**PROBLEM DETAILS**
For the material that follows, list every line containing the word "style".
— Start SOURCE RECORDS —
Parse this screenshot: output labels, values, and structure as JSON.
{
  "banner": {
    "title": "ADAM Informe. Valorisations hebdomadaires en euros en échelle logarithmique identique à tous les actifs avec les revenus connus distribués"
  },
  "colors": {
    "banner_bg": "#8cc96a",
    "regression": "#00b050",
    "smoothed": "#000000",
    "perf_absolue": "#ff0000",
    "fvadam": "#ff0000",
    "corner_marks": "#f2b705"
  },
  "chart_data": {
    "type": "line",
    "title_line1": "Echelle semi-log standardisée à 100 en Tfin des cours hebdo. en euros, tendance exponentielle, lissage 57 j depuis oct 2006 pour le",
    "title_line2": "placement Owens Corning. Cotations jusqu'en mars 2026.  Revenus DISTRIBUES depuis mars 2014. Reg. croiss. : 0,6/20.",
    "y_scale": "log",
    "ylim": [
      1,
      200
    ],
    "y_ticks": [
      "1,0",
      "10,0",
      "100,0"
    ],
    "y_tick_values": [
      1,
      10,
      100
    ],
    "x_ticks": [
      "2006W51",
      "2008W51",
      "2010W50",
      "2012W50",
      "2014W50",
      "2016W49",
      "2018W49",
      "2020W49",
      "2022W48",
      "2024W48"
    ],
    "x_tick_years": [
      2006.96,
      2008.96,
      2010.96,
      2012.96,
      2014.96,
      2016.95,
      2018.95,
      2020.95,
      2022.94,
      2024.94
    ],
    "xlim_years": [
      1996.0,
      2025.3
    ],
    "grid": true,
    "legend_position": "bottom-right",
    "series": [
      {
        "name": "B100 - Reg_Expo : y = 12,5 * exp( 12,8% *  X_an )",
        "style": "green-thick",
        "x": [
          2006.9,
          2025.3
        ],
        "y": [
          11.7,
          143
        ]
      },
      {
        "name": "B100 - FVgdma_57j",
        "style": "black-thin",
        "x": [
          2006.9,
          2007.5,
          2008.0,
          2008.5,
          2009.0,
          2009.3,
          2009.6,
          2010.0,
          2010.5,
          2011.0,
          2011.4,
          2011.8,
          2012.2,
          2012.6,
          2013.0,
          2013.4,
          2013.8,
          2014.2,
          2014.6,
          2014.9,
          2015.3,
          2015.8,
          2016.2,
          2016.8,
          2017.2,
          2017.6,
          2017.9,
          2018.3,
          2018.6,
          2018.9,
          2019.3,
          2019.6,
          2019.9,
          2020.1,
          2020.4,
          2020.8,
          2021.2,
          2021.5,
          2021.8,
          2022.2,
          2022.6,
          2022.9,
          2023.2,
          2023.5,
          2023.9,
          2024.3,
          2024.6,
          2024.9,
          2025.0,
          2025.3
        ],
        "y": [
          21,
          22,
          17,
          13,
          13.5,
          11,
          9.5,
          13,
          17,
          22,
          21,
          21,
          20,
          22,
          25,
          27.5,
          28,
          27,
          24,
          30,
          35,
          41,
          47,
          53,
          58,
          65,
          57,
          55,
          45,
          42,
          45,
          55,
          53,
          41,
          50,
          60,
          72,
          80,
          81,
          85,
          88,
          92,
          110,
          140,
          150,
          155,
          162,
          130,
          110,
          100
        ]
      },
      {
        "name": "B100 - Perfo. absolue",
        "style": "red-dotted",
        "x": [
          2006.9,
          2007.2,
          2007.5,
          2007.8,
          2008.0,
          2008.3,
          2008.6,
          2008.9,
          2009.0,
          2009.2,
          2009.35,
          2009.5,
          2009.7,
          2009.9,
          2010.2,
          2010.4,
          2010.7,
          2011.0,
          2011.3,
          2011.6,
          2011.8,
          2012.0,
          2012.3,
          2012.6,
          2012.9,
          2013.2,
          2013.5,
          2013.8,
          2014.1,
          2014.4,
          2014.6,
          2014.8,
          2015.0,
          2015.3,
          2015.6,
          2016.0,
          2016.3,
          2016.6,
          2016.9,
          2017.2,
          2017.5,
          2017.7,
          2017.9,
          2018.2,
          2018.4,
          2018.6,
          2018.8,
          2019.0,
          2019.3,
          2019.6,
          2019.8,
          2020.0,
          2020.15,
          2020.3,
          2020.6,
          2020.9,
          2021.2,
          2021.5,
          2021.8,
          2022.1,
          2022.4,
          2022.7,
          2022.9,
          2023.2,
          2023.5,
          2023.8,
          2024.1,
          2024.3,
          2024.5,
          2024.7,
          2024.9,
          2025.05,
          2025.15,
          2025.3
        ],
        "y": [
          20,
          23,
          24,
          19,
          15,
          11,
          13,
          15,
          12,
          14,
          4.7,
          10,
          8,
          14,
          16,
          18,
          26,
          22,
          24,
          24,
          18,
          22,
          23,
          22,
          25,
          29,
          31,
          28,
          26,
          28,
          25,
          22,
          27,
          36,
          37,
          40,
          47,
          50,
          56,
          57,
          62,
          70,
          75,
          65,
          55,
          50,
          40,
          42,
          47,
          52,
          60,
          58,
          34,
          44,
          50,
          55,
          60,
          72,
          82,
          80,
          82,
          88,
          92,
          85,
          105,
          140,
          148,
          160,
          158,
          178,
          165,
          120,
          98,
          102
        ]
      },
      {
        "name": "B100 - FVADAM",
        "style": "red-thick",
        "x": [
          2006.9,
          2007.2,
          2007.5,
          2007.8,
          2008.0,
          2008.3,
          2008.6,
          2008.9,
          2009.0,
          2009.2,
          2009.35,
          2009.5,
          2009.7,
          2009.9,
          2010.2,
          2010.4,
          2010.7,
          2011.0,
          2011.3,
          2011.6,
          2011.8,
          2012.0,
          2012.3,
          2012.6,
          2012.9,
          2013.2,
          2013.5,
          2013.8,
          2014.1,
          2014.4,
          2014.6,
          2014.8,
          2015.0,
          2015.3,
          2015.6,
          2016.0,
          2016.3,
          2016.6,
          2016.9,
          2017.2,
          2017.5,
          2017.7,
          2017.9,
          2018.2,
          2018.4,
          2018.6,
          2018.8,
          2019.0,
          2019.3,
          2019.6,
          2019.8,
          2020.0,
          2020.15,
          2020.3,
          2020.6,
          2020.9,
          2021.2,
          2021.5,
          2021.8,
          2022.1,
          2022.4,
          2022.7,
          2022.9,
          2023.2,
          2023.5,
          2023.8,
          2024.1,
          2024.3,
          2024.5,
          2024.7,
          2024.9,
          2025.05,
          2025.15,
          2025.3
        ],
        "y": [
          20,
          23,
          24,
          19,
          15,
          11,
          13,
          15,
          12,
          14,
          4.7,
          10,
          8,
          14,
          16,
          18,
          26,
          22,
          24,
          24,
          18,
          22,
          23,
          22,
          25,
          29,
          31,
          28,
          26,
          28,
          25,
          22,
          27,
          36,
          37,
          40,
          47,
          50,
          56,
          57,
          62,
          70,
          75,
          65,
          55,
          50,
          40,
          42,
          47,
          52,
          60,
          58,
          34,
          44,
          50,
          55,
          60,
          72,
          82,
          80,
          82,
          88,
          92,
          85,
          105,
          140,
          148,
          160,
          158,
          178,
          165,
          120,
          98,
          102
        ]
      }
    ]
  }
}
— End SOURCE RECORDS —
**TASK SOLUTION**
        "style": "green-thick",
        "style": "black-thin",
        "style": "red-dotted",
        "style": "red-thick",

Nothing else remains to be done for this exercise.